- Records excerpted from a collection -
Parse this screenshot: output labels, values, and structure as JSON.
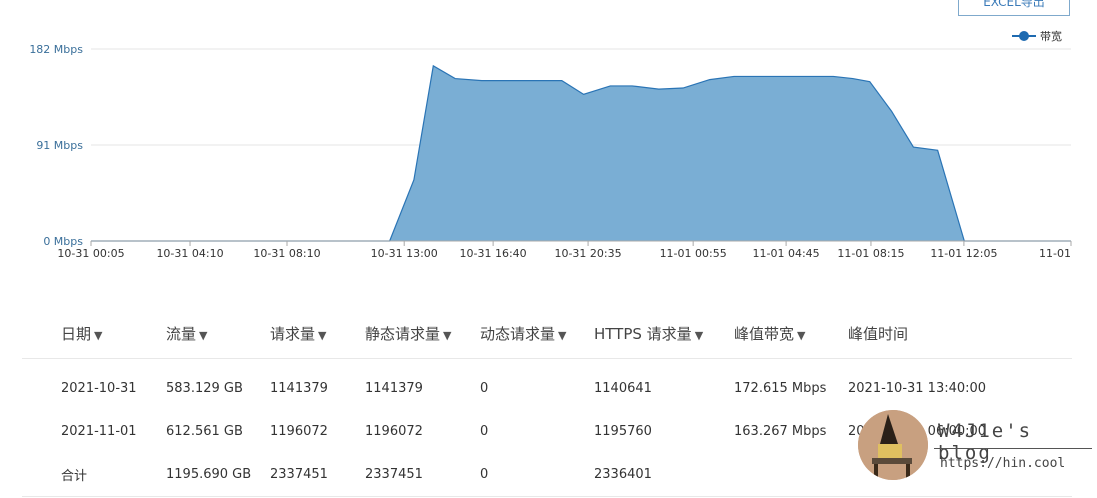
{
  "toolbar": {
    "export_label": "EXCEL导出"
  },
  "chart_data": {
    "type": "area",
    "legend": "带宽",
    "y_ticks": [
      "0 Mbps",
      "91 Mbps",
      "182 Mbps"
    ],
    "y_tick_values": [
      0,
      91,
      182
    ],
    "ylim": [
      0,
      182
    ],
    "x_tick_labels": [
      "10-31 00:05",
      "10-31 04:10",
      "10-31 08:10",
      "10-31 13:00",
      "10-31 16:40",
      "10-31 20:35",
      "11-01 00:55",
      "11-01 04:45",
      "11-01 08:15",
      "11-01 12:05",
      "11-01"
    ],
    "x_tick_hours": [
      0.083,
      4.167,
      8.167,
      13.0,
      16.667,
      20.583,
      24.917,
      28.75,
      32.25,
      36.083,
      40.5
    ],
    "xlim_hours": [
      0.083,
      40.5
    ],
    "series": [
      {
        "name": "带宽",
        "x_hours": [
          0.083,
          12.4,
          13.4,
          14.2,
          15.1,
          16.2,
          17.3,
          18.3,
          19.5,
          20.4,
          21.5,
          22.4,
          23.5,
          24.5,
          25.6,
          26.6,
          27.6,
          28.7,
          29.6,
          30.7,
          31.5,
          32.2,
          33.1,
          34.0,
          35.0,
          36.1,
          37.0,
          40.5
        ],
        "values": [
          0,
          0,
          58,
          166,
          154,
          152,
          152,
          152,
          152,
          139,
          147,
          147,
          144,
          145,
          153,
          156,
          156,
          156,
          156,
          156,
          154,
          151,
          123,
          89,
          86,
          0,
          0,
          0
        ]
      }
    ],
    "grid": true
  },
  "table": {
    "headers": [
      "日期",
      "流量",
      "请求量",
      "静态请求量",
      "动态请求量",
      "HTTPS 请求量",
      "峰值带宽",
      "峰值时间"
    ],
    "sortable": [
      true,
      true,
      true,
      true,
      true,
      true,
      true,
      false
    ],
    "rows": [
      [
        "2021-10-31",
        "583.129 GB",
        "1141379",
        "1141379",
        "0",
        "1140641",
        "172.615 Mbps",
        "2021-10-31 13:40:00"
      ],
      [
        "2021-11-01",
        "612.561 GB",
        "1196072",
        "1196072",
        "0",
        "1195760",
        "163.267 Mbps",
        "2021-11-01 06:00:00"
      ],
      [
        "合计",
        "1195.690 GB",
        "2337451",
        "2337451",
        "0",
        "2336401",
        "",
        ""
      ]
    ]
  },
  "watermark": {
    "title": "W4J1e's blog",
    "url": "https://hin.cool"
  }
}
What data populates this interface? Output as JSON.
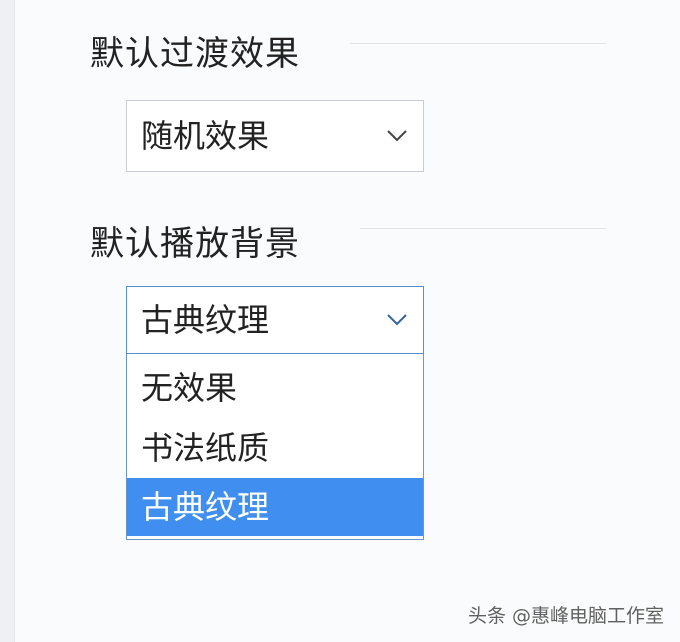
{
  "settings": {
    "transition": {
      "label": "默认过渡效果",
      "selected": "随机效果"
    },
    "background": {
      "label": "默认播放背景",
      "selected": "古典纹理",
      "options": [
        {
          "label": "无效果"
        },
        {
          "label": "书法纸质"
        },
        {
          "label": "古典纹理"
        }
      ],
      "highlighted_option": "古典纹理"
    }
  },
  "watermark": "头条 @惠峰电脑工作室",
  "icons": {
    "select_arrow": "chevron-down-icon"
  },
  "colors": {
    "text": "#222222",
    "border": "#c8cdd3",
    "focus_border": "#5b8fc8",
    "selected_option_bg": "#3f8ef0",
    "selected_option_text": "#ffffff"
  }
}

- PROBLEM DETAILS -
Gather each line holding the string "Mbps".

- ANSWER BELOW -
      "0 Mbps",
      "91 Mbps",
      "182 Mbps"
        "172.615 Mbps",
        "163.267 Mbps",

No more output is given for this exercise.